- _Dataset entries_
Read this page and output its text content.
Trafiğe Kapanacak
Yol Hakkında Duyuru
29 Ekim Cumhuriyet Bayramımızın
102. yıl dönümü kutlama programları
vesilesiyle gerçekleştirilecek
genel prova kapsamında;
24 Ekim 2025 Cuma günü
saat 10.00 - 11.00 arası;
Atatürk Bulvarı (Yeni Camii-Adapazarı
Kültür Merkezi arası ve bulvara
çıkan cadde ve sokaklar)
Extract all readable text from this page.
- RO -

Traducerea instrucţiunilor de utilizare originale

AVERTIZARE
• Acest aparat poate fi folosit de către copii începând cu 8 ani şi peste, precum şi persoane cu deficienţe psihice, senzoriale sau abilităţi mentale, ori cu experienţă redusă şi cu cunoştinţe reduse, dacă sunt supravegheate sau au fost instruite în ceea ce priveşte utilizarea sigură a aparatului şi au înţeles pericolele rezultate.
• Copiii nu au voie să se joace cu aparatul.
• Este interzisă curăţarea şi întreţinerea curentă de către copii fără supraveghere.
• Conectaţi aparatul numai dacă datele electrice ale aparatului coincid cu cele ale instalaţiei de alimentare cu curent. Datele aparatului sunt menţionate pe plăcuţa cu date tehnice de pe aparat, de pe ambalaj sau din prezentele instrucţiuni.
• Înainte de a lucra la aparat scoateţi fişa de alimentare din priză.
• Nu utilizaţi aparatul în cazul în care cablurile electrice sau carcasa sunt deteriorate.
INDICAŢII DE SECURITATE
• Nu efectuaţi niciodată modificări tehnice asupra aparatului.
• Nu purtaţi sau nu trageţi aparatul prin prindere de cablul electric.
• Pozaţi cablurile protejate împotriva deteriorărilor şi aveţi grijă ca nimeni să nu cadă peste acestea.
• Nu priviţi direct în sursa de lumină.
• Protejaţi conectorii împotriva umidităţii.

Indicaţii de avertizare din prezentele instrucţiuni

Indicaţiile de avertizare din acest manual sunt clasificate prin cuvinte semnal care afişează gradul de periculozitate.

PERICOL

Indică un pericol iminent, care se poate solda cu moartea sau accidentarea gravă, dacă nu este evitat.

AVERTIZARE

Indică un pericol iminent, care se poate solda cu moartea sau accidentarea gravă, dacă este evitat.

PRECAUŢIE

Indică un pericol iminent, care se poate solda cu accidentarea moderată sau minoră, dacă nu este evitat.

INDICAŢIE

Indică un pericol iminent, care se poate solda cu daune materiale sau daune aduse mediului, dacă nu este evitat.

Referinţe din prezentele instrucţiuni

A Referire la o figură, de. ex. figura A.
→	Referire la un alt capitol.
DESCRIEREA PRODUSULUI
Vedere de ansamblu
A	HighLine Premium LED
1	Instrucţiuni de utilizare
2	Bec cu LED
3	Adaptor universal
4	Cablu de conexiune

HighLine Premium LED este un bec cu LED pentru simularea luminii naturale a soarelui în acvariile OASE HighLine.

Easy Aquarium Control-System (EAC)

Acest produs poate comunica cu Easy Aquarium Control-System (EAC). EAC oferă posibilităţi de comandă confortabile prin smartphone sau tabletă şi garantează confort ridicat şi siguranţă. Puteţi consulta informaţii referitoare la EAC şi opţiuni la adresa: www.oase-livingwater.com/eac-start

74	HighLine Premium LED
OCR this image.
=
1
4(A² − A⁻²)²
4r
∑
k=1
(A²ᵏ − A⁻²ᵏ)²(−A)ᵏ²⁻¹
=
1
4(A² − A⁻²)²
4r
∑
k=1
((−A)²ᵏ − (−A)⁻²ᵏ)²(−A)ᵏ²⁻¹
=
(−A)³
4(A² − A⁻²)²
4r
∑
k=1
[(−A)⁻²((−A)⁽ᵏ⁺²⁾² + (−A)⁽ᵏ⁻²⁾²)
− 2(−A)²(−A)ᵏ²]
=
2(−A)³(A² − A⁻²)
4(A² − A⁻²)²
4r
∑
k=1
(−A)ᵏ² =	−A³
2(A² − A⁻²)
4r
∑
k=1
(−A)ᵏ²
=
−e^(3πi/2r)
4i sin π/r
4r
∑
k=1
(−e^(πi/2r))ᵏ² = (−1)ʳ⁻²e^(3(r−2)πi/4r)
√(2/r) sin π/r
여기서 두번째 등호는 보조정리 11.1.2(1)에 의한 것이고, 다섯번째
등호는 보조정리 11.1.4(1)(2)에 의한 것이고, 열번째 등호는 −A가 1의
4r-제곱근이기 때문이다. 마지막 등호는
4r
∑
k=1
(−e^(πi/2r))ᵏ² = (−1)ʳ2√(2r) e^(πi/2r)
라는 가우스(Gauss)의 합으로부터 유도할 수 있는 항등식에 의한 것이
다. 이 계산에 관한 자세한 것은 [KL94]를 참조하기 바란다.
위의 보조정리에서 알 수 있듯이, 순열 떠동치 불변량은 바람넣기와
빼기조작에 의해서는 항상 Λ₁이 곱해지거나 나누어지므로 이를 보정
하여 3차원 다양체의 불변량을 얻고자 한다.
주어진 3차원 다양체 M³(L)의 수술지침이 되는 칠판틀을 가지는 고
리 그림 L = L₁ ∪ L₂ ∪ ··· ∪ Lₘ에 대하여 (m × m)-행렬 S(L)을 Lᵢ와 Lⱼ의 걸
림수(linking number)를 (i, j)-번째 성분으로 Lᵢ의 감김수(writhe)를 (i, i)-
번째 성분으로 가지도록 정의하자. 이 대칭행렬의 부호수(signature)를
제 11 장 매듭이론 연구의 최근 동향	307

- _TO DO_
The listing above must be transcribed exactly, line by line.

- _RESULT FOR THIS TASK_
Read this page and output its text content.
Trafiğe Kapanacak
Yol Hakkında Duyuru
29 Ekim Cumhuriyet Bayramımızın
102. yıl dönümü kutlama programları
vesilesiyle gerçekleştirilecek
genel prova kapsamında;
24 Ekim 2025 Cuma günü
saat 10.00 - 11.00 arası;
Atatürk Bulvarı (Yeni Camii-Adapazarı
Kültür Merkezi arası ve bulvara
çıkan cadde ve sokaklar)
Extract all readable text from this page.
- RO -

Traducerea instrucţiunilor de utilizare originale

AVERTIZARE
• Acest aparat poate fi folosit de către copii începând cu 8 ani şi peste, precum şi persoane cu deficienţe psihice, senzoriale sau abilităţi mentale, ori cu experienţă redusă şi cu cunoştinţe reduse, dacă sunt supravegheate sau au fost instruite în ceea ce priveşte utilizarea sigură a aparatului şi au înţeles pericolele rezultate.
• Copiii nu au voie să se joace cu aparatul.
• Este interzisă curăţarea şi întreţinerea curentă de către copii fără supraveghere.
• Conectaţi aparatul numai dacă datele electrice ale aparatului coincid cu cele ale instalaţiei de alimentare cu curent. Datele aparatului sunt menţionate pe plăcuţa cu date tehnice de pe aparat, de pe ambalaj sau din prezentele instrucţiuni.
• Înainte de a lucra la aparat scoateţi fişa de alimentare din priză.
• Nu utilizaţi aparatul în cazul în care cablurile electrice sau carcasa sunt deteriorate.
INDICAŢII DE SECURITATE
• Nu efectuaţi niciodată modificări tehnice asupra aparatului.
• Nu purtaţi sau nu trageţi aparatul prin prindere de cablul electric.
• Pozaţi cablurile protejate împotriva deteriorărilor şi aveţi grijă ca nimeni să nu cadă peste acestea.
• Nu priviţi direct în sursa de lumină.
• Protejaţi conectorii împotriva umidităţii.

Indicaţii de avertizare din prezentele instrucţiuni

Indicaţiile de avertizare din acest manual sunt clasificate prin cuvinte semnal care afişează gradul de periculozitate.

PERICOL

Indică un pericol iminent, care se poate solda cu moartea sau accidentarea gravă, dacă nu este evitat.

AVERTIZARE

Indică un pericol iminent, care se poate solda cu moartea sau accidentarea gravă, dacă este evitat.

PRECAUŢIE

Indică un pericol iminent, care se poate solda cu accidentarea moderată sau minoră, dacă nu este evitat.

INDICAŢIE

Indică un pericol iminent, care se poate solda cu daune materiale sau daune aduse mediului, dacă nu este evitat.

Referinţe din prezentele instrucţiuni

A Referire la o figură, de. ex. figura A.
→	Referire la un alt capitol.
DESCRIEREA PRODUSULUI
Vedere de ansamblu
A	HighLine Premium LED
1	Instrucţiuni de utilizare
2	Bec cu LED
3	Adaptor universal
4	Cablu de conexiune

HighLine Premium LED este un bec cu LED pentru simularea luminii naturale a soarelui în acvariile OASE HighLine.

Easy Aquarium Control-System (EAC)

Acest produs poate comunica cu Easy Aquarium Control-System (EAC). EAC oferă posibilităţi de comandă confortabile prin smartphone sau tabletă şi garantează confort ridicat şi siguranţă. Puteţi consulta informaţii referitoare la EAC şi opţiuni la adresa: www.oase-livingwater.com/eac-start

74	HighLine Premium LED
OCR this image.
=
1
4(A² − A⁻²)²
4r
∑
k=1
(A²ᵏ − A⁻²ᵏ)²(−A)ᵏ²⁻¹
=
1
4(A² − A⁻²)²
4r
∑
k=1
((−A)²ᵏ − (−A)⁻²ᵏ)²(−A)ᵏ²⁻¹
=
(−A)³
4(A² − A⁻²)²
4r
∑
k=1
[(−A)⁻²((−A)⁽ᵏ⁺²⁾² + (−A)⁽ᵏ⁻²⁾²)
− 2(−A)²(−A)ᵏ²]
=
2(−A)³(A² − A⁻²)
4(A² − A⁻²)²
4r
∑
k=1
(−A)ᵏ² =	−A³
2(A² − A⁻²)
4r
∑
k=1
(−A)ᵏ²
=
−e^(3πi/2r)
4i sin π/r
4r
∑
k=1
(−e^(πi/2r))ᵏ² = (−1)ʳ⁻²e^(3(r−2)πi/4r)
√(2/r) sin π/r
여기서 두번째 등호는 보조정리 11.1.2(1)에 의한 것이고, 다섯번째
등호는 보조정리 11.1.4(1)(2)에 의한 것이고, 열번째 등호는 −A가 1의
4r-제곱근이기 때문이다. 마지막 등호는
4r
∑
k=1
(−e^(πi/2r))ᵏ² = (−1)ʳ2√(2r) e^(πi/2r)
라는 가우스(Gauss)의 합으로부터 유도할 수 있는 항등식에 의한 것이
다. 이 계산에 관한 자세한 것은 [KL94]를 참조하기 바란다.
위의 보조정리에서 알 수 있듯이, 순열 떠동치 불변량은 바람넣기와
빼기조작에 의해서는 항상 Λ₁이 곱해지거나 나누어지므로 이를 보정
하여 3차원 다양체의 불변량을 얻고자 한다.
주어진 3차원 다양체 M³(L)의 수술지침이 되는 칠판틀을 가지는 고
리 그림 L = L₁ ∪ L₂ ∪ ··· ∪ Lₘ에 대하여 (m × m)-행렬 S(L)을 Lᵢ와 Lⱼ의 걸
림수(linking number)를 (i, j)-번째 성분으로 Lᵢ의 감김수(writhe)를 (i, i)-
번째 성분으로 가지도록 정의하자. 이 대칭행렬의 부호수(signature)를
제 11 장 매듭이론 연구의 최근 동향	307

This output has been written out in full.